Aim of the exercise:
In the entries that follow, how many lines contain "presença"? Answer with the number only.

'''

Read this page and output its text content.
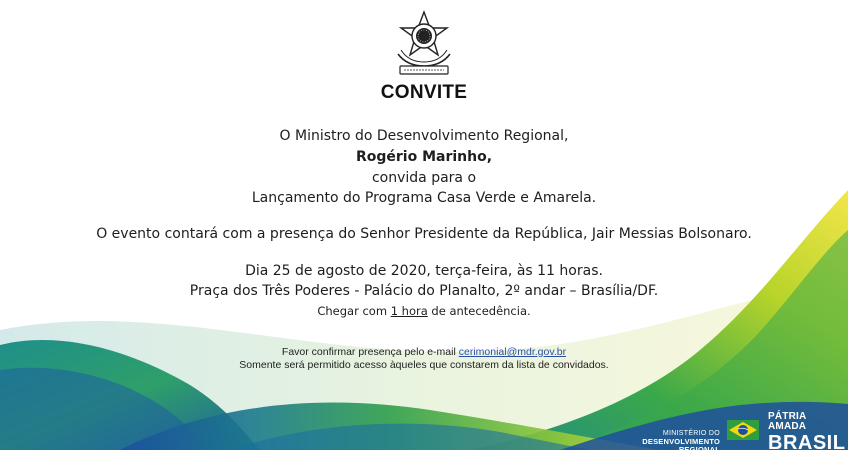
CONVITE
O Ministro do Desenvolvimento Regional,
Rogério Marinho,
convida para o
Lançamento do Programa Casa Verde e Amarela.
O evento contará com a presença do Senhor Presidente da República, Jair Messias Bolsonaro.
Dia 25 de agosto de 2020, terça-feira, às 11 horas.
Praça dos Três Poderes - Palácio do Planalto, 2º andar – Brasília/DF.
Chegar com 1 hora de antecedência.
Favor confirmar presença pelo e-mail cerimonial@mdr.gov.br
Somente será permitido acesso àqueles que constarem da lista de convidados.
MINISTÉRIO DO
DESENVOLVIMENTO REGIONAL
PÁTRIA AMADA
BRASIL
GOVERNO FEDERAL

'''

Expected answer:
2